## DIRECTIONS FOR THIS TASK
Pick out each line of the records in which the word "Distance" appears.

## DATA PROVIDED
········
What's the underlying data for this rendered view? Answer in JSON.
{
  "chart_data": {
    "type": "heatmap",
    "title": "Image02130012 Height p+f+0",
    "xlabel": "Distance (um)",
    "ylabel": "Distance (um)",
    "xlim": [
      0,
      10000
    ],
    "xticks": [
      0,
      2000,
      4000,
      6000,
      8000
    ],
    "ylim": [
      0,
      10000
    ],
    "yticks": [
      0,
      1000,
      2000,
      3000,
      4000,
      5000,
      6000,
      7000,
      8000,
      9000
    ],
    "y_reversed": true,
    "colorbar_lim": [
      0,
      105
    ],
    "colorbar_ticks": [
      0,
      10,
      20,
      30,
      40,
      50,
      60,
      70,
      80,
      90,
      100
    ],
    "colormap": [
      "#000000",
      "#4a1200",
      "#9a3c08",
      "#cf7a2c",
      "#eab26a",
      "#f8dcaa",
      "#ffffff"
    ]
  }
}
········
## THE ANSWER
    "xlabel": "Distance (um)",
    "ylabel": "Distance (um)",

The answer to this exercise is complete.